» Task to complete: Copy out, character for character, the lines from the one containing "reference-box: CYLINDER BLOCK" through the one containing "cap-part-35 [169,439,205,491]", both ends included.

» Supplied records:
* * * *
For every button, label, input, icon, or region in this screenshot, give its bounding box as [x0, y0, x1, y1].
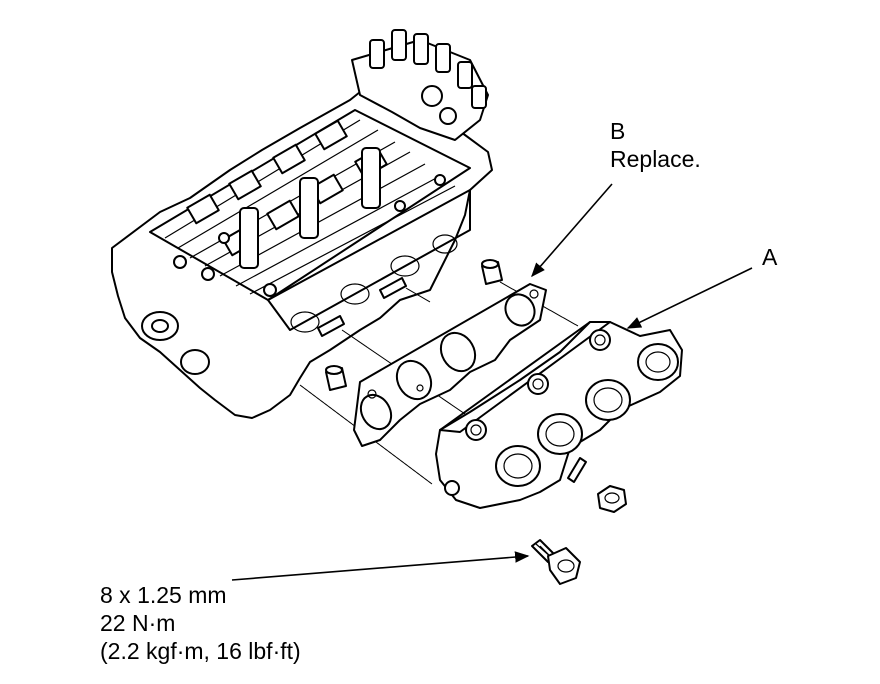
rocker-arms	[186, 119, 388, 269]
label-part-b-letter: B	[610, 118, 626, 144]
label-bolt-size: 8 x 1.25 mm	[100, 582, 227, 608]
intake-manifold-gasket	[353, 283, 547, 447]
flange-bolt	[531, 539, 581, 585]
flange-nut	[597, 485, 627, 513]
intake-manifold	[435, 321, 683, 509]
camshaft-end	[141, 311, 210, 375]
distributor-housing	[351, 29, 489, 141]
cylinder-head	[111, 29, 493, 419]
label-torque-nm: 22 N·m	[100, 610, 176, 636]
leader-bolt	[231, 551, 530, 581]
label-part-b-note: Replace.	[610, 146, 701, 172]
dowel-pins	[325, 259, 503, 391]
leader-b	[531, 183, 613, 278]
leader-a	[626, 267, 753, 329]
label-part-a: A	[762, 244, 778, 270]
label-torque-alt: (2.2 kgf·m, 16 lbf·ft)	[100, 638, 301, 664]
leader-lines	[231, 183, 753, 581]
studs	[317, 277, 407, 337]
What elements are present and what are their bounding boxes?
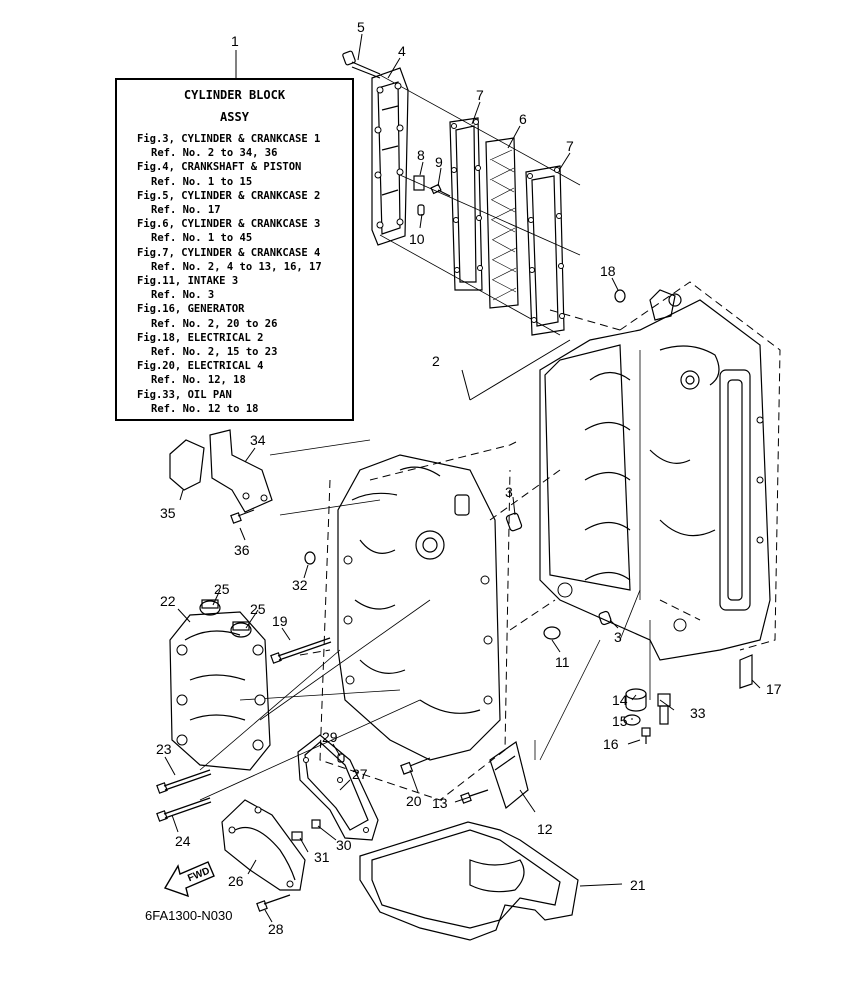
reference-box: CYLINDER BLOCK ASSY Fig.3, CYLINDER & CR… [115,78,354,421]
reference-fig: Fig.4, CRANKSHAFT & PISTON [137,161,302,174]
callout-8: 8 [417,147,425,163]
callout-7-b: 7 [566,138,574,154]
reference-ref: Ref. No. 3 [151,289,215,302]
callout-7-a: 7 [476,87,484,103]
plug-part-25 [199,599,252,638]
bracket-part-34 [209,429,273,513]
reference-ref: Ref. No. 1 to 15 [151,175,253,188]
cylinder-head-part-22 [169,611,271,771]
reference-fig: Fig.3, CYLINDER & CRANKCASE 1 [137,133,321,145]
gasket-part-7-right [525,165,565,336]
callout-18: 18 [600,263,616,279]
callout-30: 30 [336,837,352,853]
reference-fig: Fig.33, OIL PAN [137,388,232,401]
reference-ref: Ref. No. 2 to 34, 36 [151,147,278,160]
callout-21: 21 [630,877,646,893]
callout-28: 28 [268,921,284,937]
seal-parts [304,289,626,640]
callout-32: 32 [292,577,308,593]
callout-36: 36 [234,542,250,558]
callout-10: 10 [409,231,425,247]
reference-ref: Ref. No. 1 to 45 [151,232,253,245]
callout-3-a: 3 [505,484,513,500]
reference-ref: Ref. No. 12 to 18 [151,402,259,415]
construction-lines [199,74,651,801]
leader-lines [164,33,761,923]
plate-part-6 [485,137,519,309]
reference-fig: Fig.7, CYLINDER & CRANKCASE 4 [137,246,321,259]
cylinder-block-part-1 [337,454,501,761]
callout-25-a: 25 [214,581,230,597]
reference-ref: Ref. No. 12, 18 [151,374,246,387]
crankcase-part-2 [539,289,771,661]
callout-15: 15 [612,713,628,729]
bolt-part-36 [230,509,255,524]
reference-ref: Ref. No. 17 [151,204,221,217]
reference-fig: Fig.16, GENERATOR [137,303,245,316]
cap-part-35 [169,439,205,491]
callout-2: 2 [432,353,440,369]
callout-numbers: 1 2 3 3 4 5 6 7 7 8 9 10 11 12 13 14 15 … [156,19,782,937]
callout-13: 13 [432,795,448,811]
callout-23: 23 [156,741,172,757]
gasket-part-7-left [449,117,483,291]
callout-20: 20 [406,793,422,809]
small-parts-8-9-10 [413,175,451,216]
bolt-part-5 [342,50,381,79]
callout-29: 29 [322,729,338,745]
callout-9: 9 [435,154,443,170]
callout-19: 19 [272,613,288,629]
callout-27: 27 [352,766,368,782]
callout-16: 16 [603,736,619,752]
callout-24: 24 [175,833,191,849]
reference-fig: Fig.6, CYLINDER & CRANKCASE 3 [137,218,321,231]
reference-fig: Fig.20, ELECTRICAL 4 [137,360,264,373]
misc-small-parts [256,741,529,912]
callout-33: 33 [690,705,706,721]
reference-fig: Fig.18, ELECTRICAL 2 [137,331,264,344]
bracket-part-17 [739,654,753,689]
reference-ref: Ref. No. 2, 4 to 13, 16, 17 [151,260,322,273]
bolt-part-23 [156,769,212,794]
callout-1: 1 [231,33,239,49]
reference-ref: Ref. No. 2, 20 to 26 [151,317,278,330]
callout-11: 11 [555,654,570,670]
callout-4: 4 [398,43,406,59]
dowel-pin-part-3 [505,512,612,626]
reference-fig: Fig.11, INTAKE 3 [137,275,239,288]
drawing-code: 6FA1300-N030 [145,908,233,923]
callout-14: 14 [612,692,628,708]
callout-22: 22 [160,593,176,609]
callout-3-b: 3 [614,629,622,645]
reference-fig: Fig.5, CYLINDER & CRANKCASE 2 [137,189,321,202]
callout-25-b: 25 [250,601,266,617]
bolt-part-19 [270,637,332,664]
reference-list: Fig.3, CYLINDER & CRANKCASE 1 Ref. No. 2… [137,132,322,416]
assembly-dash-lines [299,281,781,801]
cover-part-26 [221,799,306,891]
callout-26: 26 [228,873,244,889]
callout-6: 6 [519,111,527,127]
sensor-part-33 [657,693,671,725]
gasket-part-27 [297,734,379,841]
reference-subtitle: ASSY [220,110,249,124]
callout-34: 34 [250,432,266,448]
oil-parts-14-15-16 [623,688,651,744]
callout-12: 12 [537,821,553,837]
gasket-part-21 [359,821,579,941]
callout-5: 5 [357,19,365,35]
callout-17: 17 [766,681,782,697]
cover-plate-part-4 [371,67,409,246]
reference-title: CYLINDER BLOCK [183,88,286,102]
forward-arrow-icon: FWD [163,861,215,898]
bolt-part-24 [156,797,212,822]
reference-ref: Ref. No. 2, 15 to 23 [151,346,278,359]
callout-31: 31 [314,849,330,865]
callout-35: 35 [160,505,176,521]
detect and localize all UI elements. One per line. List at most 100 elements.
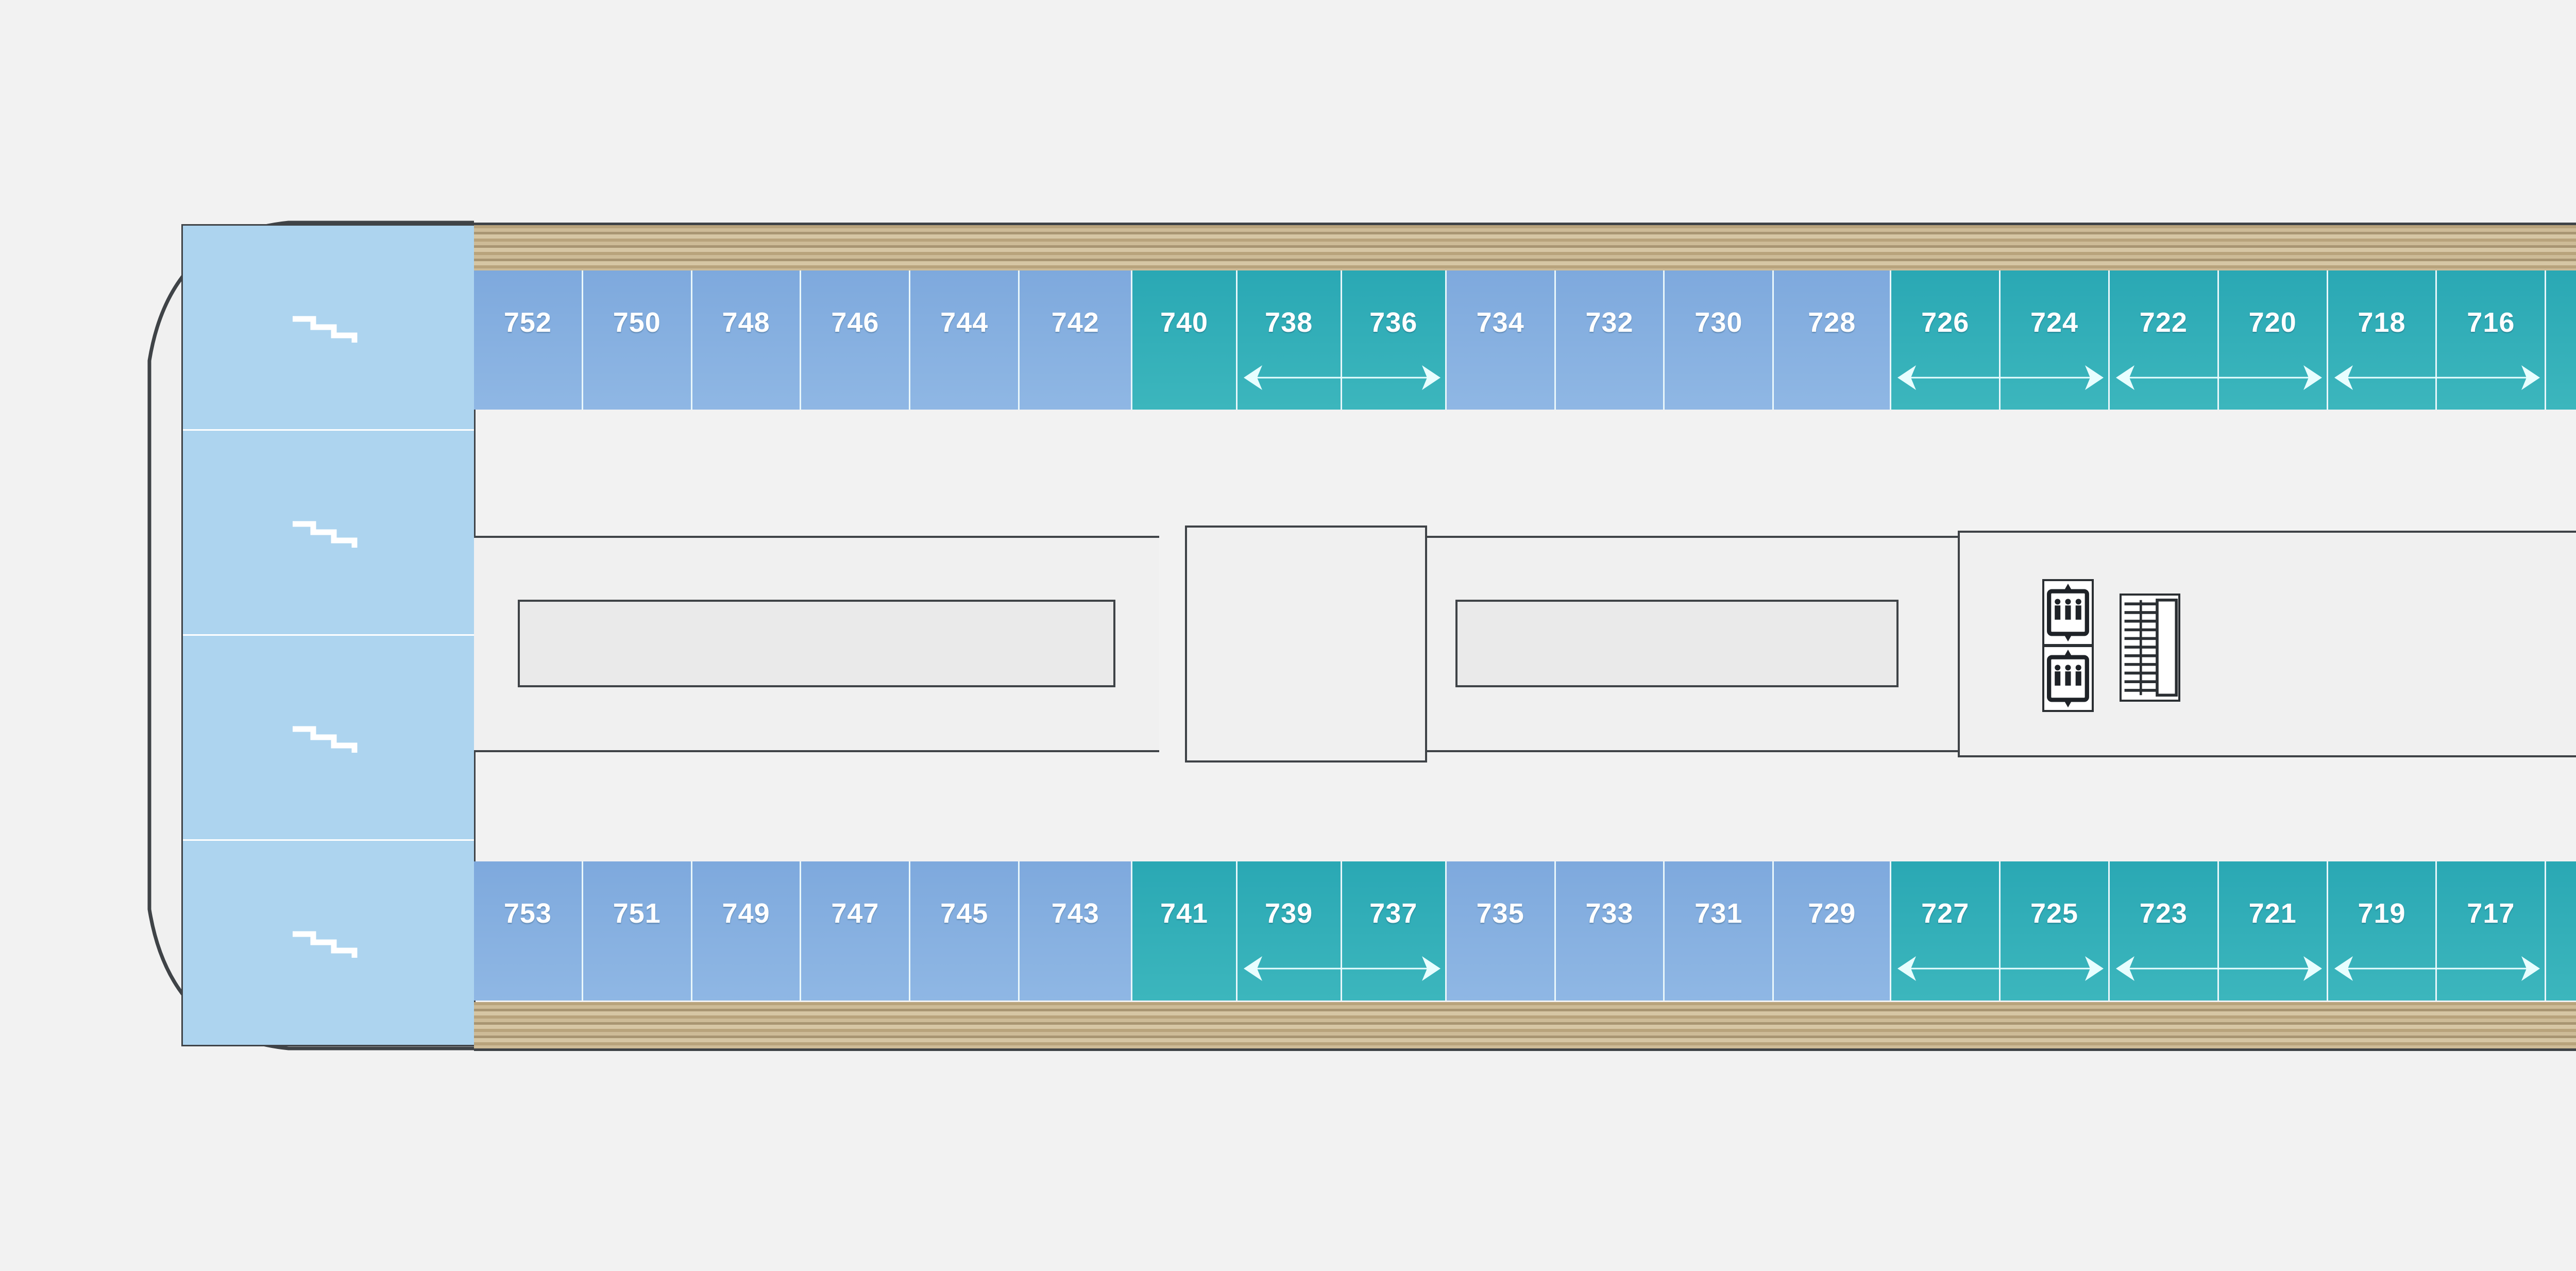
* * * *
» Exercise solution:
reference-box: CYLINDER BLOCK ASSY Fig.3, CYLINDER & CR… [115,78,354,421]
reference-fig: Fig.4, CRANKSHAFT & PISTON [137,161,302,174]
callout-8: 8 [417,147,425,163]
callout-7-b: 7 [566,138,574,154]
reference-ref: Ref. No. 3 [151,289,215,302]
callout-7-a: 7 [476,87,484,103]
plug-part-25 [199,599,252,638]
bracket-part-34 [209,429,273,513]
reference-ref: Ref. No. 1 to 15 [151,175,253,188]
cylinder-head-part-22 [169,611,271,771]
reference-fig: Fig.3, CYLINDER & CRANKCASE 1 [137,133,321,145]
gasket-part-7-right [525,165,565,336]
callout-18: 18 [600,263,616,279]
callout-30: 30 [336,837,352,853]
reference-fig: Fig.33, OIL PAN [137,388,232,401]
reference-ref: Ref. No. 2 to 34, 36 [151,147,278,160]
callout-21: 21 [630,877,646,893]
callout-28: 28 [268,921,284,937]
seal-parts [304,289,626,640]
callout-32: 32 [292,577,308,593]
callout-36: 36 [234,542,250,558]
callout-10: 10 [409,231,425,247]
reference-ref: Ref. No. 1 to 45 [151,232,253,245]
callout-3-a: 3 [505,484,513,500]
reference-ref: Ref. No. 12 to 18 [151,402,259,415]
construction-lines [199,74,651,801]
leader-lines [164,33,761,923]
plate-part-6 [485,137,519,309]
reference-fig: Fig.7, CYLINDER & CRANKCASE 4 [137,246,321,259]
cylinder-block-part-1 [337,454,501,761]
callout-25-a: 25 [214,581,230,597]
reference-ref: Ref. No. 12, 18 [151,374,246,387]
crankcase-part-2 [539,289,771,661]
callout-15: 15 [612,713,628,729]
bolt-part-36 [230,509,255,524]
reference-ref: Ref. No. 17 [151,204,221,217]
reference-fig: Fig.16, GENERATOR [137,303,245,316]
cap-part-35 [169,439,205,491]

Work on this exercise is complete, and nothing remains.